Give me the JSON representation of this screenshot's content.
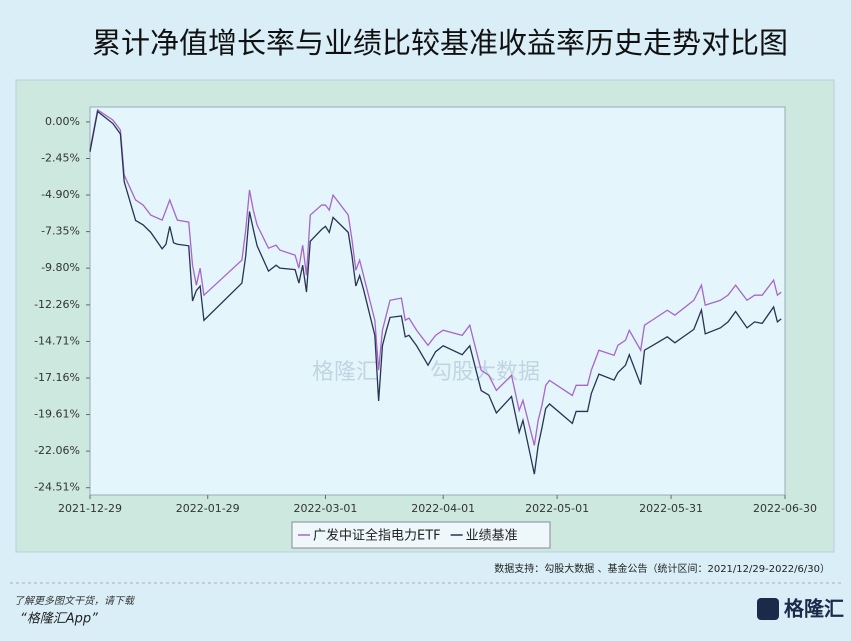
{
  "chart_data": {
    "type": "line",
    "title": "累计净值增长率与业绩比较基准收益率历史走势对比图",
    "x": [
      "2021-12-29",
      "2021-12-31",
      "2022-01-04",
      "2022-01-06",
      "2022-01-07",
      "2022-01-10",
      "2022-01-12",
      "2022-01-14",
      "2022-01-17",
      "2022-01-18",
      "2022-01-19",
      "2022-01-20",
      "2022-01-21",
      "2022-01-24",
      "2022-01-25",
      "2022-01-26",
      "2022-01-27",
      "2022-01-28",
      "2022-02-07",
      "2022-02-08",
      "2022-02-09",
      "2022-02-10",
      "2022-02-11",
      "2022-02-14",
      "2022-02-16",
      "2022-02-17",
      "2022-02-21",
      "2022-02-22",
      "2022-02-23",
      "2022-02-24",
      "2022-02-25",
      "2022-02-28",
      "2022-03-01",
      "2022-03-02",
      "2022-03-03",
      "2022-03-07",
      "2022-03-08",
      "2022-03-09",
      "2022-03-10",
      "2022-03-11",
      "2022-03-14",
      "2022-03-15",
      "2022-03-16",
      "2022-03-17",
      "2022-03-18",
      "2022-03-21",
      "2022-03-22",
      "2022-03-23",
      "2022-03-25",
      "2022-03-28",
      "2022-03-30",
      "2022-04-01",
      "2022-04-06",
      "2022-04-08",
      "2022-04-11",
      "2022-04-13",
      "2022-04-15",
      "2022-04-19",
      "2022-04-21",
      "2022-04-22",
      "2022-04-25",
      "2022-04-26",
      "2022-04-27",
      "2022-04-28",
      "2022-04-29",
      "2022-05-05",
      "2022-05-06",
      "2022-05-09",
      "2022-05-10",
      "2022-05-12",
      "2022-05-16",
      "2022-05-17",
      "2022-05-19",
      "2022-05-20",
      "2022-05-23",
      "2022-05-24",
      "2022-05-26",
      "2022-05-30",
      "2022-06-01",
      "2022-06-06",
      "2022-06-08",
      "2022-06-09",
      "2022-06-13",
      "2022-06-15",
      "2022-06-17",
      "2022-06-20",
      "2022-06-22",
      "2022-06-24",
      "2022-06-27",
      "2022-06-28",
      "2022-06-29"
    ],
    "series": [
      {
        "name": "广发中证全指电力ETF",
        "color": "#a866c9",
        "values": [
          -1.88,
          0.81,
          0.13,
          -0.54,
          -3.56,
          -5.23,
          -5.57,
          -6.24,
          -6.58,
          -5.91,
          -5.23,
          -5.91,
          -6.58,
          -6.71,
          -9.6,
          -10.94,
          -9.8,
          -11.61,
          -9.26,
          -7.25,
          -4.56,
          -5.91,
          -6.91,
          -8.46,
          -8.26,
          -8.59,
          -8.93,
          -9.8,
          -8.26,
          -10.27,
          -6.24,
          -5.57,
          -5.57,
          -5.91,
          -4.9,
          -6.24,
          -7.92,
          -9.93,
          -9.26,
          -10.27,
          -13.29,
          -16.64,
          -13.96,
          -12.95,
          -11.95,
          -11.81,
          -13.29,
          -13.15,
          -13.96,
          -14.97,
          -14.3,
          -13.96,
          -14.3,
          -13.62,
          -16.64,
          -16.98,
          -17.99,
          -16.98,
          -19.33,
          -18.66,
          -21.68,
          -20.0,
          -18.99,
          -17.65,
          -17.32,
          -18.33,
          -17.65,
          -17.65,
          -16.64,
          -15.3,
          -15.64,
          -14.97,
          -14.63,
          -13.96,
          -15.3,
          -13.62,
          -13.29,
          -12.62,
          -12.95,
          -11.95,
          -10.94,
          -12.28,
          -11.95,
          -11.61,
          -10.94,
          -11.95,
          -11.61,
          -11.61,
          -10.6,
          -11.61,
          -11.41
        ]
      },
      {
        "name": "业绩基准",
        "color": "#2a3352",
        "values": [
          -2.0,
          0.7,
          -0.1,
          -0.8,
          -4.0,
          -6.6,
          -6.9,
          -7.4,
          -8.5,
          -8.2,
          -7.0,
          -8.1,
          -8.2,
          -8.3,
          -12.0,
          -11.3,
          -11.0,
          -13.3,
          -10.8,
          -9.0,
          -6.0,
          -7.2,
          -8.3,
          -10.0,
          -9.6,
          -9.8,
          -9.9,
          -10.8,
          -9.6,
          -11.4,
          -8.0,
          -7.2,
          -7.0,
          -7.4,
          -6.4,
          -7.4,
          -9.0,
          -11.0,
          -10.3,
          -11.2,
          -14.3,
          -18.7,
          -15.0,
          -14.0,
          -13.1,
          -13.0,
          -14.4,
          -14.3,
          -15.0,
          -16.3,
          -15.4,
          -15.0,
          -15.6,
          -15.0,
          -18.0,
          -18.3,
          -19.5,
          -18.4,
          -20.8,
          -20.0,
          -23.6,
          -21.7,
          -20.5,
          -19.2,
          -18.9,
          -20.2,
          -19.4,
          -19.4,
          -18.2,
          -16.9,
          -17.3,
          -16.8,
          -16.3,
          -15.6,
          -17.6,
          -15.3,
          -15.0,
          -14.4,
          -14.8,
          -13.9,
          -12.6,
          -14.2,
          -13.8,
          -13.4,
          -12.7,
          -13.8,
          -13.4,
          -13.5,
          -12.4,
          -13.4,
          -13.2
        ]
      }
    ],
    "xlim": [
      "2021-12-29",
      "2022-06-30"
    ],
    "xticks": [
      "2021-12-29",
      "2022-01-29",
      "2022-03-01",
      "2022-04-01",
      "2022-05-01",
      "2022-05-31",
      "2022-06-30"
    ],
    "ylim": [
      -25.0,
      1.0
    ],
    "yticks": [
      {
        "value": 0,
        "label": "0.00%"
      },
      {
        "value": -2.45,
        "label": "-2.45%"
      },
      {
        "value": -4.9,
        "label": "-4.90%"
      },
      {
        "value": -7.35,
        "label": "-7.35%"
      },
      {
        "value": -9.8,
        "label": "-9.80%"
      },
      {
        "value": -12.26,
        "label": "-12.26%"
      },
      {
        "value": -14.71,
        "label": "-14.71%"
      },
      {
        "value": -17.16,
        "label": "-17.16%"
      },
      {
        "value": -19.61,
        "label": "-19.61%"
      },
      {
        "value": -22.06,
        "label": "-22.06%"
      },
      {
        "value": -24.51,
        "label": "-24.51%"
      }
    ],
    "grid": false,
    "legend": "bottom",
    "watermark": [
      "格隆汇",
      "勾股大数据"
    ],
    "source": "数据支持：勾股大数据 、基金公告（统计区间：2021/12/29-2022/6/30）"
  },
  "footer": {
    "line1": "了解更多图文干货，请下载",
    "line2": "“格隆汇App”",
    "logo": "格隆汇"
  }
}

======

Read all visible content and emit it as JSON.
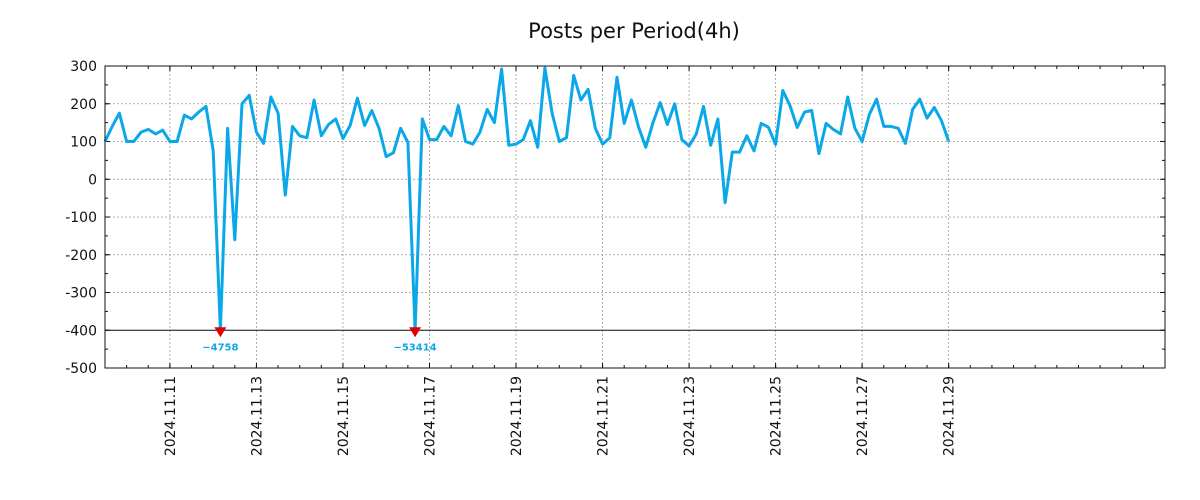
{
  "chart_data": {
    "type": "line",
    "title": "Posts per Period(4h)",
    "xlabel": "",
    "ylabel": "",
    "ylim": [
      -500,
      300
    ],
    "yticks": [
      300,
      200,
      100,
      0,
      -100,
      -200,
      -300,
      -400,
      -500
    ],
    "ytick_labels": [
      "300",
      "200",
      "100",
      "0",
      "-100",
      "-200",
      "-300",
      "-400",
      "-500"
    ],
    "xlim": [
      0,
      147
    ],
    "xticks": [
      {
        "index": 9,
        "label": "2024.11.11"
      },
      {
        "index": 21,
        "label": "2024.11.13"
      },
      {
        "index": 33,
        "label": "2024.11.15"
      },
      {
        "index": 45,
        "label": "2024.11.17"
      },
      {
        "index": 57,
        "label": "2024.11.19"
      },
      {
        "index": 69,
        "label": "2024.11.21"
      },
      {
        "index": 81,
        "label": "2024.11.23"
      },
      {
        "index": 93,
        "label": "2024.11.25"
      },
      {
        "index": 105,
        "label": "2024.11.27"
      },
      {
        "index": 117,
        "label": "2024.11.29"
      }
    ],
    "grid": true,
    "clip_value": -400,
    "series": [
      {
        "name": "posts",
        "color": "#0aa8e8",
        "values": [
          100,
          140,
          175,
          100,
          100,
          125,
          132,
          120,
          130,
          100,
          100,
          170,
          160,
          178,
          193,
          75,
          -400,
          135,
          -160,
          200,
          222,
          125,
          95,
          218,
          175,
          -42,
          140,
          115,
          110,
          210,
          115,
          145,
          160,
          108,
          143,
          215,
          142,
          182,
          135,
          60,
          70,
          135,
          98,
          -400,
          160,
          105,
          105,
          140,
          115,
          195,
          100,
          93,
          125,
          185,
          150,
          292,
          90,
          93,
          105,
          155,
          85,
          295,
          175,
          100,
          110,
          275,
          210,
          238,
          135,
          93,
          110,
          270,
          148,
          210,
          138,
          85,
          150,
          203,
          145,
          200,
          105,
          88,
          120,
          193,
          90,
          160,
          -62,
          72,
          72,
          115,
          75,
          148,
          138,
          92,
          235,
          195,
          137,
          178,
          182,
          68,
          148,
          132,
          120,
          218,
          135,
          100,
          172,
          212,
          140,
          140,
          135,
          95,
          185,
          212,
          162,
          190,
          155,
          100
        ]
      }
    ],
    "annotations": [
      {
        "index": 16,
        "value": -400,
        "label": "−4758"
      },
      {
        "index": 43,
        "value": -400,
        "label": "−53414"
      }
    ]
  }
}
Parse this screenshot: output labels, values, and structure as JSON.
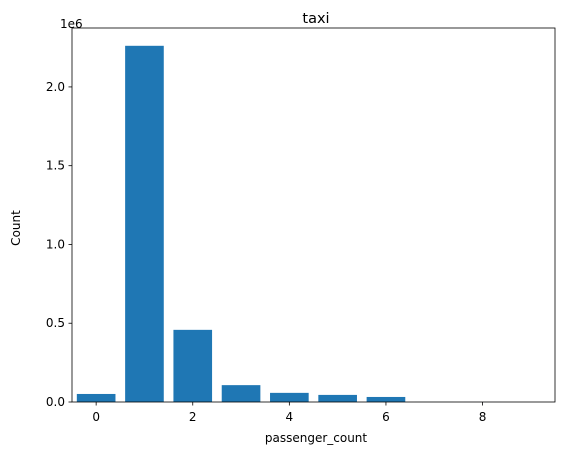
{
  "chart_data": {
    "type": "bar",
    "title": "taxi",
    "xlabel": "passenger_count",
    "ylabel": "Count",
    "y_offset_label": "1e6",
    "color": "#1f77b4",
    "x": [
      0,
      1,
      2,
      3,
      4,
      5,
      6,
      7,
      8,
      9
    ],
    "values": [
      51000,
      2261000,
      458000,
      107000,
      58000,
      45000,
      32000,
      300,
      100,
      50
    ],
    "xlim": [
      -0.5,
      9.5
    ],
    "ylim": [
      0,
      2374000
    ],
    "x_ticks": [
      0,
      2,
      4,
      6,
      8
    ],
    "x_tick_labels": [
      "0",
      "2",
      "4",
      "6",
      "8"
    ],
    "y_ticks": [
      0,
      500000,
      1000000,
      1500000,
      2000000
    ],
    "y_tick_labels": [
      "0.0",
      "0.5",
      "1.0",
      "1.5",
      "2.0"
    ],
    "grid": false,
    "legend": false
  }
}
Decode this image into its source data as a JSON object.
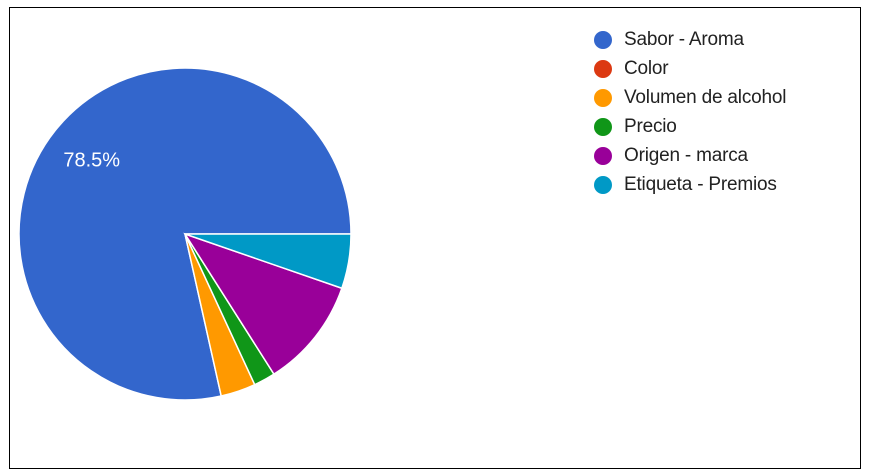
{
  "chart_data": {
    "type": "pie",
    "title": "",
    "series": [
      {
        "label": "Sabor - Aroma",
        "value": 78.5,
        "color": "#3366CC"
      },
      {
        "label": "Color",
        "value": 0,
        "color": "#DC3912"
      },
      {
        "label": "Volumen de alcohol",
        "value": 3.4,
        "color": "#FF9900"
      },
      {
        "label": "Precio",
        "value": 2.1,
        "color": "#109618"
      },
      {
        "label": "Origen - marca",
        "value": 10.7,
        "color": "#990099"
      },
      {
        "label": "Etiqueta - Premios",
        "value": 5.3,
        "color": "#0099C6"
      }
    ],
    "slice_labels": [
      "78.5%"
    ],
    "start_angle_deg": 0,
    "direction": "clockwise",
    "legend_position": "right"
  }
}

======

Using the listing above, pick out each line that contains the word "screenshot", then copy it.

Give me the JSON representation of this screenshot's content.
Parse this screenshot: output labels, values, and structure as JSON.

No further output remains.